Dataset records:
────────────────────

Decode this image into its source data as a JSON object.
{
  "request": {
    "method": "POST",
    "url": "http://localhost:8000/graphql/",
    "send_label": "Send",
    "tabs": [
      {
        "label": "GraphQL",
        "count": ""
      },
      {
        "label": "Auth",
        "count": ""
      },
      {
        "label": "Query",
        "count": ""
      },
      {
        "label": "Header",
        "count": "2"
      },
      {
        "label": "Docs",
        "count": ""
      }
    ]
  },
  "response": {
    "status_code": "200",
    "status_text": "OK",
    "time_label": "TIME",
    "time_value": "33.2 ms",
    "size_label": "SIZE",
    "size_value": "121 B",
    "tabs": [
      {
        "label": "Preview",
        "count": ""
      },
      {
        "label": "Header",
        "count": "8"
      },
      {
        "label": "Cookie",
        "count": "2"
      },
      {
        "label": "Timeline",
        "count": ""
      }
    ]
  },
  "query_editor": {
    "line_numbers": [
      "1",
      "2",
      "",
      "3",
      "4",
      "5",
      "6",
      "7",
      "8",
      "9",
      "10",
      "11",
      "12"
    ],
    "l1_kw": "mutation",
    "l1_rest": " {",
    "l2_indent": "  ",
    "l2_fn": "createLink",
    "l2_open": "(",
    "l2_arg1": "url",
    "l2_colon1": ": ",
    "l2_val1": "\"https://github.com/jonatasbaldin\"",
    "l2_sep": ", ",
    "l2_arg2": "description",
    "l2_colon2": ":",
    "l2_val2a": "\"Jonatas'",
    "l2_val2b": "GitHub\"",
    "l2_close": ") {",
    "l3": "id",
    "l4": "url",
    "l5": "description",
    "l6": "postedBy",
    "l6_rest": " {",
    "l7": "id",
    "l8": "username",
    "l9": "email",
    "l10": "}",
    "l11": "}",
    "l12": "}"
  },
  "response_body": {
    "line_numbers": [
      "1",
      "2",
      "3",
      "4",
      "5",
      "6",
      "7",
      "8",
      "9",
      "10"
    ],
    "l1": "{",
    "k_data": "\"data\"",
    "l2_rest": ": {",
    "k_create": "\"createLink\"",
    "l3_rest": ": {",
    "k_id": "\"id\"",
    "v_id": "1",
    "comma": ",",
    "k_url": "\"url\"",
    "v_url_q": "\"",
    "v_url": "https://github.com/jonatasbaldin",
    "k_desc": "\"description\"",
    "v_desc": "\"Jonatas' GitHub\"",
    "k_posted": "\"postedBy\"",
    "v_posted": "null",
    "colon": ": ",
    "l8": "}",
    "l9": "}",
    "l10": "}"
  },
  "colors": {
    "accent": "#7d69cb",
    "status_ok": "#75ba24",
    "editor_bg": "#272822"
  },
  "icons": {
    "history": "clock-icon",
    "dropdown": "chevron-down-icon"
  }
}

────────────────────

Repeat the data exactly. Leave nothing out.

Decode this image into its source data as a JSON object.
{
  "request": {
    "method": "POST",
    "url": "http://localhost:8000/graphql/",
    "send_label": "Send",
    "tabs": [
      {
        "label": "GraphQL",
        "count": ""
      },
      {
        "label": "Auth",
        "count": ""
      },
      {
        "label": "Query",
        "count": ""
      },
      {
        "label": "Header",
        "count": "2"
      },
      {
        "label": "Docs",
        "count": ""
      }
    ]
  },
  "response": {
    "status_code": "200",
    "status_text": "OK",
    "time_label": "TIME",
    "time_value": "33.2 ms",
    "size_label": "SIZE",
    "size_value": "121 B",
    "tabs": [
      {
        "label": "Preview",
        "count": ""
      },
      {
        "label": "Header",
        "count": "8"
      },
      {
        "label": "Cookie",
        "count": "2"
      },
      {
        "label": "Timeline",
        "count": ""
      }
    ]
  },
  "query_editor": {
    "line_numbers": [
      "1",
      "2",
      "",
      "3",
      "4",
      "5",
      "6",
      "7",
      "8",
      "9",
      "10",
      "11",
      "12"
    ],
    "l1_kw": "mutation",
    "l1_rest": " {",
    "l2_indent": "  ",
    "l2_fn": "createLink",
    "l2_open": "(",
    "l2_arg1": "url",
    "l2_colon1": ": ",
    "l2_val1": "\"https://github.com/jonatasbaldin\"",
    "l2_sep": ", ",
    "l2_arg2": "description",
    "l2_colon2": ":",
    "l2_val2a": "\"Jonatas'",
    "l2_val2b": "GitHub\"",
    "l2_close": ") {",
    "l3": "id",
    "l4": "url",
    "l5": "description",
    "l6": "postedBy",
    "l6_rest": " {",
    "l7": "id",
    "l8": "username",
    "l9": "email",
    "l10": "}",
    "l11": "}",
    "l12": "}"
  },
  "response_body": {
    "line_numbers": [
      "1",
      "2",
      "3",
      "4",
      "5",
      "6",
      "7",
      "8",
      "9",
      "10"
    ],
    "l1": "{",
    "k_data": "\"data\"",
    "l2_rest": ": {",
    "k_create": "\"createLink\"",
    "l3_rest": ": {",
    "k_id": "\"id\"",
    "v_id": "1",
    "comma": ",",
    "k_url": "\"url\"",
    "v_url_q": "\"",
    "v_url": "https://github.com/jonatasbaldin",
    "k_desc": "\"description\"",
    "v_desc": "\"Jonatas' GitHub\"",
    "k_posted": "\"postedBy\"",
    "v_posted": "null",
    "colon": ": ",
    "l8": "}",
    "l9": "}",
    "l10": "}"
  },
  "colors": {
    "accent": "#7d69cb",
    "status_ok": "#75ba24",
    "editor_bg": "#272822"
  },
  "icons": {
    "history": "clock-icon",
    "dropdown": "chevron-down-icon"
  }
}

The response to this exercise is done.